### Entries from a dataset
# # # #

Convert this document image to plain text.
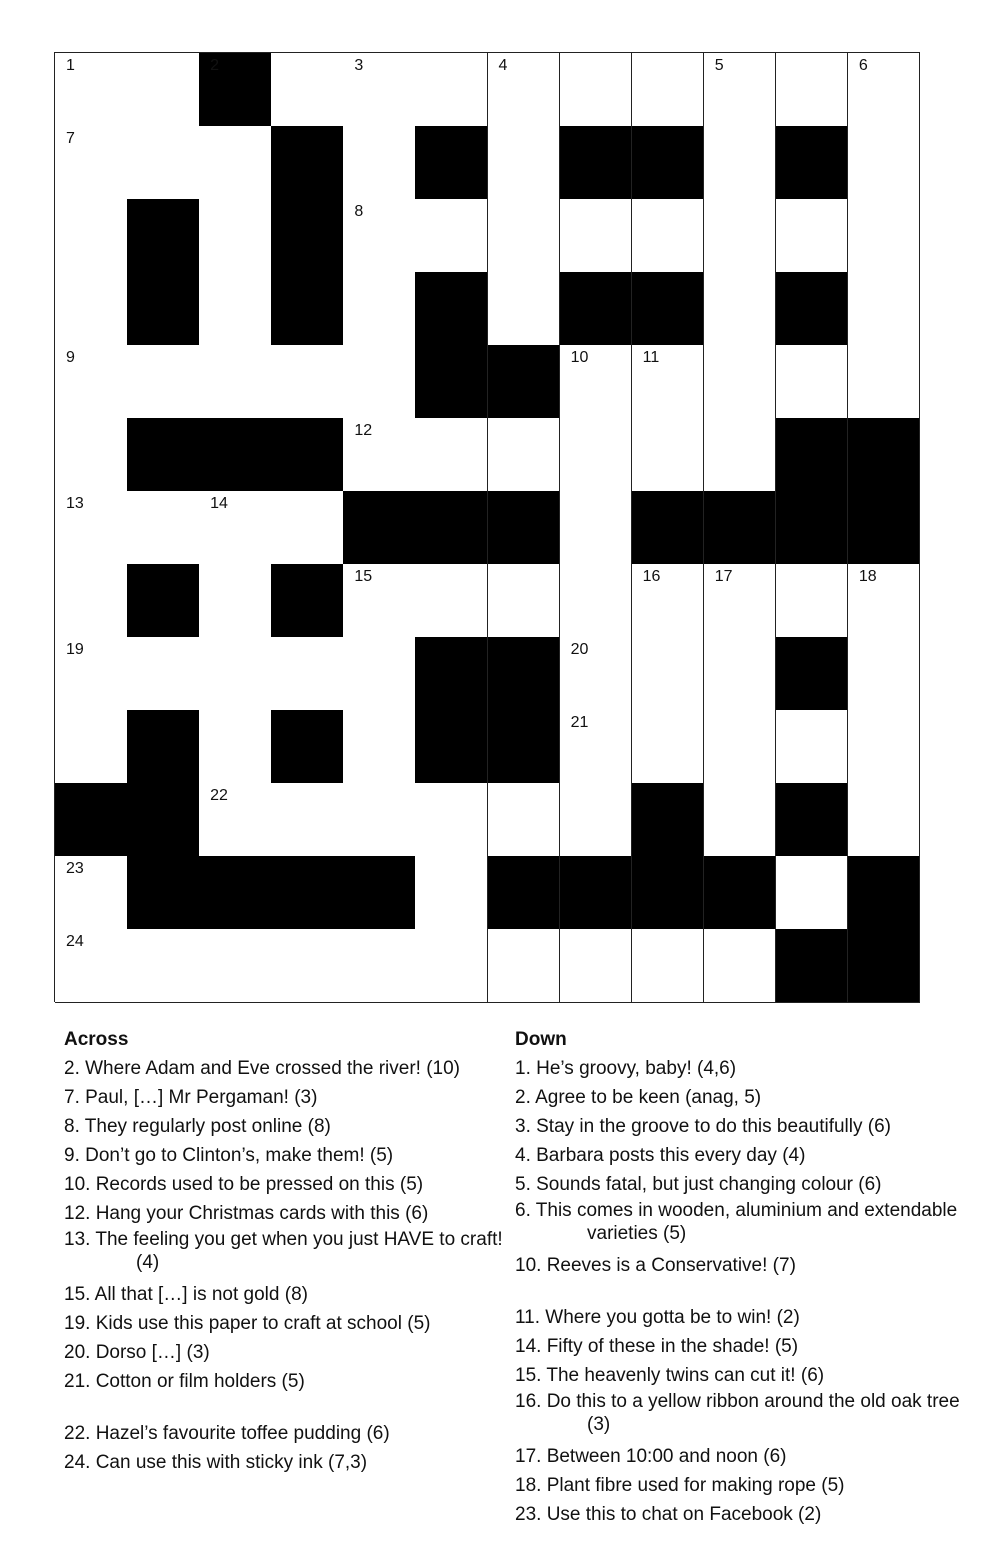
1	2	3	4	5	6
7
8
9	10	11
12
13	14
15	16	17	18
19	20
21
22
23
24
Across
2. Where Adam and Eve crossed the river! (10)
7. Paul, […] Mr Pergaman! (3)
8. They regularly post online (8)
9. Don’t go to Clinton’s, make them! (5)
10. Records used to be pressed on this (5)
12. Hang your Christmas cards with this (6)
13. The feeling you get when you just HAVE to craft! (4)
15. All that […] is not gold (8)
19. Kids use this paper to craft at school (5)
20. Dorso […] (3)
21. Cotton or film holders (5)
22. Hazel’s favourite toffee pudding (6)
24. Can use this with sticky ink (7,3)
Down
1. He’s groovy, baby! (4,6)
2. Agree to be keen (anag, 5)
3. Stay in the groove to do this beautifully (6)
4. Barbara posts this every day (4)
5. Sounds fatal, but just changing colour (6)
6. This comes in wooden, aluminium and extendable varieties (5)
10. Reeves is a Conservative! (7)
11. Where you gotta be to win! (2)
14. Fifty of these in the shade! (5)
15. The heavenly twins can cut it! (6)
16. Do this to a yellow ribbon around the old oak tree (3)
17. Between 10:00 and noon (6)
18. Plant fibre used for making rope (5)
23. Use this to chat on Facebook (2)
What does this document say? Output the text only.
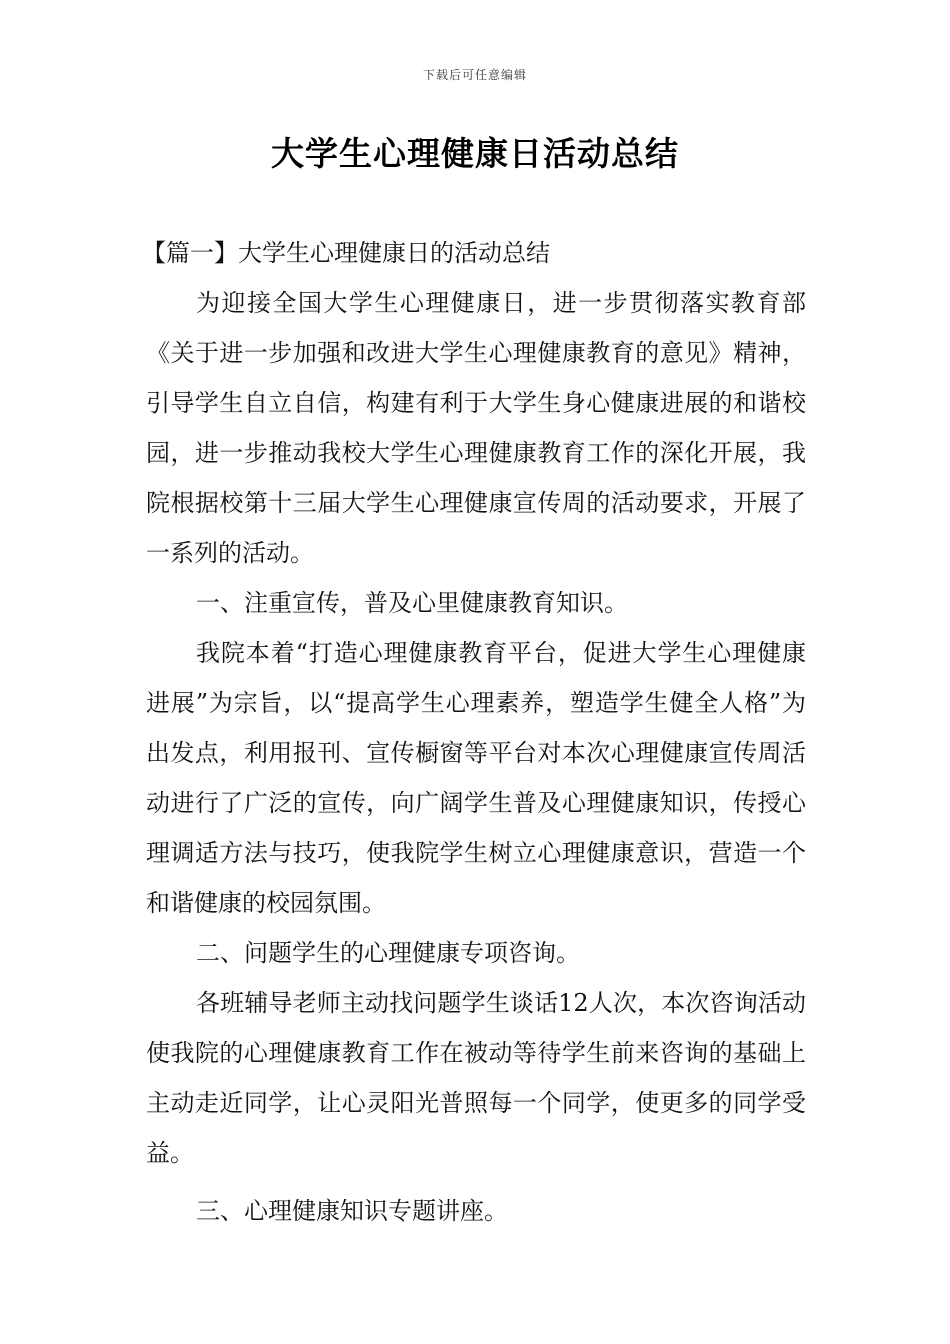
下载后可任意编辑
大学生心理健康日活动总结

【篇一】大学生心理健康日的活动总结

为迎接全国大学生心理健康日，进一步贯彻落实教育部《关于进一步加强和改进大学生心理健康教育的意见》精神，引导学生自立自信，构建有利于大学生身心健康进展的和谐校园，进一步推动我校大学生心理健康教育工作的深化开展，我院根据校第十三届大学生心理健康宣传周的活动要求，开展了一系列的活动。

一、注重宣传，普及心里健康教育知识。

我院本着“打造心理健康教育平台，促进大学生心理健康进展”为宗旨，以“提高学生心理素养，塑造学生健全人格”为出发点，利用报刊、宣传橱窗等平台对本次心理健康宣传周活动进行了广泛的宣传，向广阔学生普及心理健康知识，传授心理调适方法与技巧，使我院学生树立心理健康意识，营造一个和谐健康的校园氛围。

二、问题学生的心理健康专项咨询。

各班辅导老师主动找问题学生谈话12人次，本次咨询活动使我院的心理健康教育工作在被动等待学生前来咨询的基础上主动走近同学，让心灵阳光普照每一个同学，使更多的同学受益。

三、心理健康知识专题讲座。
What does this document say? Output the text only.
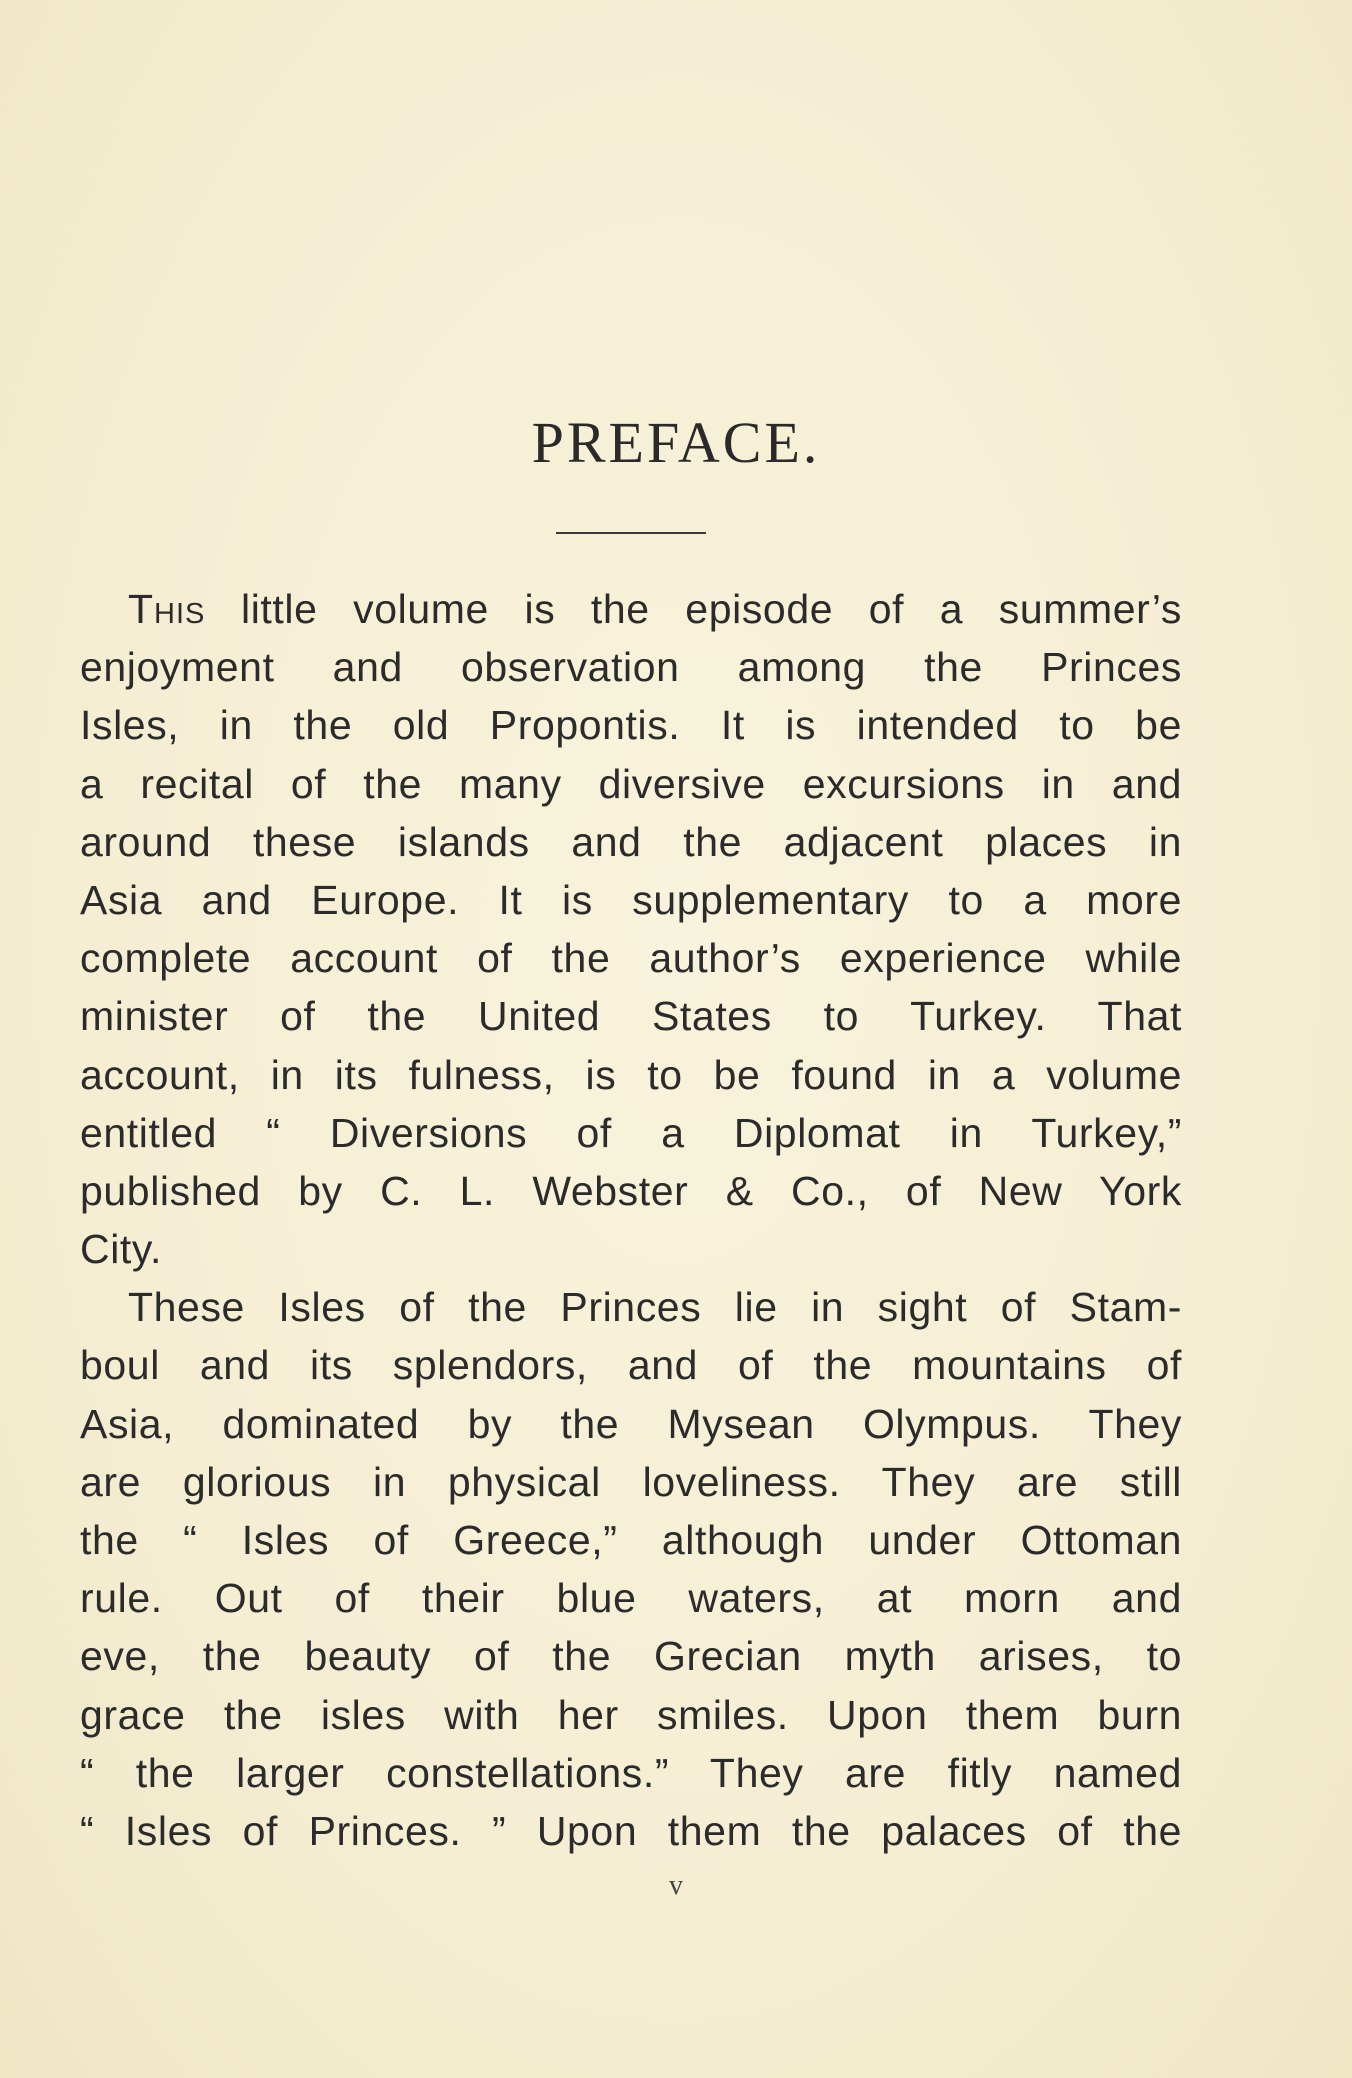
PREFACE.
This little volume is the episode of a summer’s
enjoyment and observation among the Princes
Isles, in the old Propontis. It is intended to be
a recital of the many diversive excursions in and
around these islands and the adjacent places in
Asia and Europe. It is supplementary to a more
complete account of the author’s experience while
minister of the United States to Turkey. That
account, in its fulness, is to be found in a volume
entitled “ Diversions of a Diplomat in Turkey,”
published by C. L. Webster & Co., of New York
City.
These Isles of the Princes lie in sight of Stam-
boul and its splendors, and of the mountains of
Asia, dominated by the Mysean Olympus. They
are glorious in physical loveliness. They are still
the “ Isles of Greece,” although under Ottoman
rule. Out of their blue waters, at morn and
eve, the beauty of the Grecian myth arises, to
grace the isles with her smiles. Upon them burn
“ the larger constellations.” They are fitly named
“ Isles of Princes. ” Upon them the palaces of the
v
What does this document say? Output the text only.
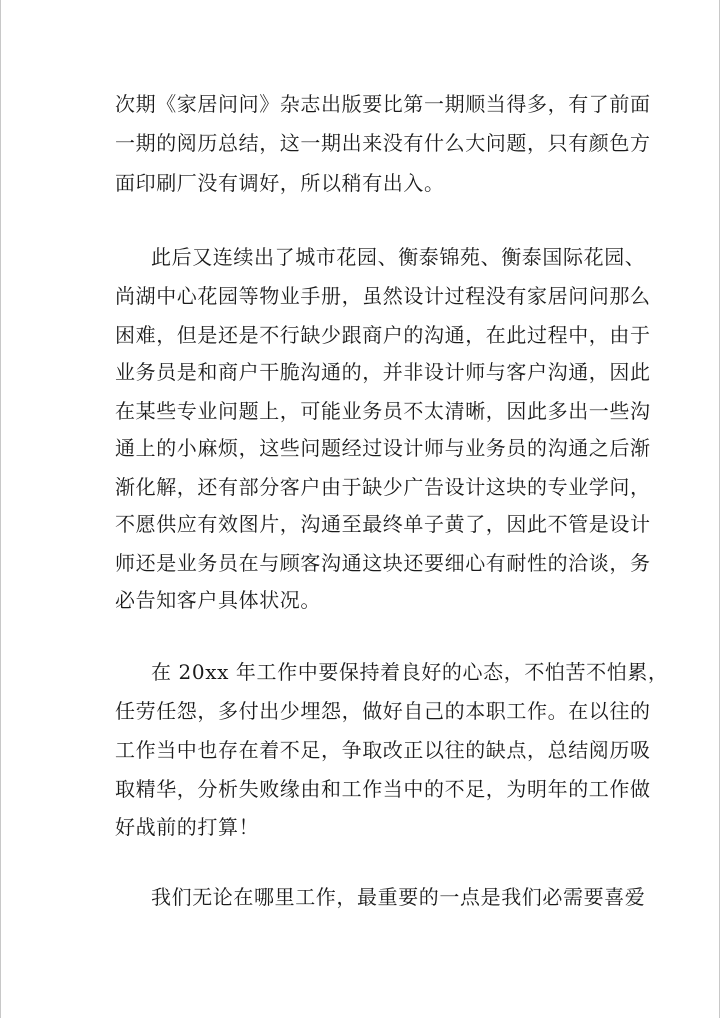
次期《家居问问》杂志出版要比第一期顺当得多，有了前面

一期的阅历总结，这一期出来没有什么大问题，只有颜色方

面印刷厂没有调好，所以稍有出入。

此后又连续出了城市花园、衡泰锦苑、衡泰国际花园、

尚湖中心花园等物业手册，虽然设计过程没有家居问问那么

困难，但是还是不行缺少跟商户的沟通，在此过程中，由于

业务员是和商户干脆沟通的，并非设计师与客户沟通，因此

在某些专业问题上，可能业务员不太清晰，因此多出一些沟

通上的小麻烦，这些问题经过设计师与业务员的沟通之后渐

渐化解，还有部分客户由于缺少广告设计这块的专业学问，

不愿供应有效图片，沟通至最终单子黄了，因此不管是设计

师还是业务员在与顾客沟通这块还要细心有耐性的洽谈，务

必告知客户具体状况。

在 20xx 年工作中要保持着良好的心态，不怕苦不怕累，

任劳任怨，多付出少埋怨，做好自己的本职工作。在以往的

工作当中也存在着不足，争取改正以往的缺点，总结阅历吸

取精华，分析失败缘由和工作当中的不足，为明年的工作做

好战前的打算！

我们无论在哪里工作，最重要的一点是我们必需要喜爱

# # # #

### Given instruction
Output all of the entries verbatim, leaving out any images.

### Written reply
Convert this document image to plain text.
1	2	3	4	5	6
7
8
9	10	11
12
13	14
15	16	17	18
19	20
21
22
23
24
Across
2. Where Adam and Eve crossed the river! (10)
7. Paul, […] Mr Pergaman! (3)
8. They regularly post online (8)
9. Don’t go to Clinton’s, make them! (5)
10. Records used to be pressed on this (5)
12. Hang your Christmas cards with this (6)
13. The feeling you get when you just HAVE to craft! (4)
15. All that […] is not gold (8)
19. Kids use this paper to craft at school (5)
20. Dorso […] (3)
21. Cotton or film holders (5)
22. Hazel’s favourite toffee pudding (6)
24. Can use this with sticky ink (7,3)
Down
1. He’s groovy, baby! (4,6)
2. Agree to be keen (anag, 5)
3. Stay in the groove to do this beautifully (6)
4. Barbara posts this every day (4)
5. Sounds fatal, but just changing colour (6)
6. This comes in wooden, aluminium and extendable varieties (5)
10. Reeves is a Conservative! (7)
11. Where you gotta be to win! (2)
14. Fifty of these in the shade! (5)
15. The heavenly twins can cut it! (6)
16. Do this to a yellow ribbon around the old oak tree (3)
17. Between 10:00 and noon (6)
18. Plant fibre used for making rope (5)
23. Use this to chat on Facebook (2)
What does this document say? Output the text only.
下载后可任意编辑
大学生心理健康日活动总结

【篇一】大学生心理健康日的活动总结

为迎接全国大学生心理健康日，进一步贯彻落实教育部《关于进一步加强和改进大学生心理健康教育的意见》精神，引导学生自立自信，构建有利于大学生身心健康进展的和谐校园，进一步推动我校大学生心理健康教育工作的深化开展，我院根据校第十三届大学生心理健康宣传周的活动要求，开展了一系列的活动。

一、注重宣传，普及心里健康教育知识。

我院本着“打造心理健康教育平台，促进大学生心理健康进展”为宗旨，以“提高学生心理素养，塑造学生健全人格”为出发点，利用报刊、宣传橱窗等平台对本次心理健康宣传周活动进行了广泛的宣传，向广阔学生普及心理健康知识，传授心理调适方法与技巧，使我院学生树立心理健康意识，营造一个和谐健康的校园氛围。

二、问题学生的心理健康专项咨询。

各班辅导老师主动找问题学生谈话12人次，本次咨询活动使我院的心理健康教育工作在被动等待学生前来咨询的基础上主动走近同学，让心灵阳光普照每一个同学，使更多的同学受益。

三、心理健康知识专题讲座。
What does this document say? Output the text only.
PREFACE.
This little volume is the episode of a summer’s
enjoyment and observation among the Princes
Isles, in the old Propontis. It is intended to be
a recital of the many diversive excursions in and
around these islands and the adjacent places in
Asia and Europe. It is supplementary to a more
complete account of the author’s experience while
minister of the United States to Turkey. That
account, in its fulness, is to be found in a volume
entitled “ Diversions of a Diplomat in Turkey,”
published by C. L. Webster & Co., of New York
City.
These Isles of the Princes lie in sight of Stam-
boul and its splendors, and of the mountains of
Asia, dominated by the Mysean Olympus. They
are glorious in physical loveliness. They are still
the “ Isles of Greece,” although under Ottoman
rule. Out of their blue waters, at morn and
eve, the beauty of the Grecian myth arises, to
grace the isles with her smiles. Upon them burn
“ the larger constellations.” They are fitly named
“ Isles of Princes. ” Upon them the palaces of the
v
What does this document say? Output the text only.
次期《家居问问》杂志出版要比第一期顺当得多，有了前面

一期的阅历总结，这一期出来没有什么大问题，只有颜色方

面印刷厂没有调好，所以稍有出入。

此后又连续出了城市花园、衡泰锦苑、衡泰国际花园、

尚湖中心花园等物业手册，虽然设计过程没有家居问问那么

困难，但是还是不行缺少跟商户的沟通，在此过程中，由于

业务员是和商户干脆沟通的，并非设计师与客户沟通，因此

在某些专业问题上，可能业务员不太清晰，因此多出一些沟

通上的小麻烦，这些问题经过设计师与业务员的沟通之后渐

渐化解，还有部分客户由于缺少广告设计这块的专业学问，

不愿供应有效图片，沟通至最终单子黄了，因此不管是设计

师还是业务员在与顾客沟通这块还要细心有耐性的洽谈，务

必告知客户具体状况。

在 20xx 年工作中要保持着良好的心态，不怕苦不怕累，

任劳任怨，多付出少埋怨，做好自己的本职工作。在以往的

工作当中也存在着不足，争取改正以往的缺点，总结阅历吸

取精华，分析失败缘由和工作当中的不足，为明年的工作做

好战前的打算！

我们无论在哪里工作，最重要的一点是我们必需要喜爱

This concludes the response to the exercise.